**Stored items**
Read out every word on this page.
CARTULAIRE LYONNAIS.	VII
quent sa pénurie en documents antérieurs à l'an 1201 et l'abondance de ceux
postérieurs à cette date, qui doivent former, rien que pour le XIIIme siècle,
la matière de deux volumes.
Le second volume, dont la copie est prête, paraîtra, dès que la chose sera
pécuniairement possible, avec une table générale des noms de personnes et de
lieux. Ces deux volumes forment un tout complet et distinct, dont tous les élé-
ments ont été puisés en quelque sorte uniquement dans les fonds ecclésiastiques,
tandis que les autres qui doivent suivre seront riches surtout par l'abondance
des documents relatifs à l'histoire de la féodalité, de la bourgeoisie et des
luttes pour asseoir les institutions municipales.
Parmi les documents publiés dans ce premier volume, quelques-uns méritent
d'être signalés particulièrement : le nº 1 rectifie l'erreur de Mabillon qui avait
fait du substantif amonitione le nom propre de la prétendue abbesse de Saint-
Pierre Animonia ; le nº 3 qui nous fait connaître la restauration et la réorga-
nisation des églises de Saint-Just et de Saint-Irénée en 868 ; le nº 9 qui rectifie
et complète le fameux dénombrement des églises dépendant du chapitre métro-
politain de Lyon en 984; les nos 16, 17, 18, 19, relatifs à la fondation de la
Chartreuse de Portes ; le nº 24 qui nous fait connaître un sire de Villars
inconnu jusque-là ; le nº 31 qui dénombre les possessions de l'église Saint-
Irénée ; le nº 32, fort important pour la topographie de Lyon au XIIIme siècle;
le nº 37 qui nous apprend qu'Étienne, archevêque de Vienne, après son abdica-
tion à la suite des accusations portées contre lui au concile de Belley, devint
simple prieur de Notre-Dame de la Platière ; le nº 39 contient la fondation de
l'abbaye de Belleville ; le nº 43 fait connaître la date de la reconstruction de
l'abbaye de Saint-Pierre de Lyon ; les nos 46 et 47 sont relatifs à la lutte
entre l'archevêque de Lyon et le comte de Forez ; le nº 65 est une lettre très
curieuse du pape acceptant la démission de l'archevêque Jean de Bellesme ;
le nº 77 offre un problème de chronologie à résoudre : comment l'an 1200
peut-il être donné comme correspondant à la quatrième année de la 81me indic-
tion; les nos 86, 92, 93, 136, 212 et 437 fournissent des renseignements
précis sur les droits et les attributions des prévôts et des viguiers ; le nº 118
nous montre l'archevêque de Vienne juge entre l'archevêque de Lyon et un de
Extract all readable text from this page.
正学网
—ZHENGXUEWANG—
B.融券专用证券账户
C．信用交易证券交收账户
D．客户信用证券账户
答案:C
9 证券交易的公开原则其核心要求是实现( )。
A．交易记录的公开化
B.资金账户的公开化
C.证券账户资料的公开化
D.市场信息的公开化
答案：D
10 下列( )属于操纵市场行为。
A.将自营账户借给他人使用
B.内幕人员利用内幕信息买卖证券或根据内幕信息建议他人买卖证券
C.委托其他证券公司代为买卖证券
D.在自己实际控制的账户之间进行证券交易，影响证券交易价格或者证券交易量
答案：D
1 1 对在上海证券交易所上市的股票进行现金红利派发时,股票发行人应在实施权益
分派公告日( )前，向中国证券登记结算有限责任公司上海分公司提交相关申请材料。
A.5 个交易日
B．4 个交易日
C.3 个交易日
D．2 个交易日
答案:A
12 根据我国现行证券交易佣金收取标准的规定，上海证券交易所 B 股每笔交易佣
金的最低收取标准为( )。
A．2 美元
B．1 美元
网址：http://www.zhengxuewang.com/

**Your goal**
Extract exactly the lines between the line containing "Extract all readable text from this page." and the end of the data, including both.

**Task output**
Extract all readable text from this page.
正学网
—ZHENGXUEWANG—
B.融券专用证券账户
C．信用交易证券交收账户
D．客户信用证券账户
答案:C
9 证券交易的公开原则其核心要求是实现( )。
A．交易记录的公开化
B.资金账户的公开化
C.证券账户资料的公开化
D.市场信息的公开化
答案：D
10 下列( )属于操纵市场行为。
A.将自营账户借给他人使用
B.内幕人员利用内幕信息买卖证券或根据内幕信息建议他人买卖证券
C.委托其他证券公司代为买卖证券
D.在自己实际控制的账户之间进行证券交易，影响证券交易价格或者证券交易量
答案：D
1 1 对在上海证券交易所上市的股票进行现金红利派发时,股票发行人应在实施权益
分派公告日( )前，向中国证券登记结算有限责任公司上海分公司提交相关申请材料。
A.5 个交易日
B．4 个交易日
C.3 个交易日
D．2 个交易日
答案:A
12 根据我国现行证券交易佣金收取标准的规定，上海证券交易所 B 股每笔交易佣
金的最低收取标准为( )。
A．2 美元
B．1 美元
网址：http://www.zhengxuewang.com/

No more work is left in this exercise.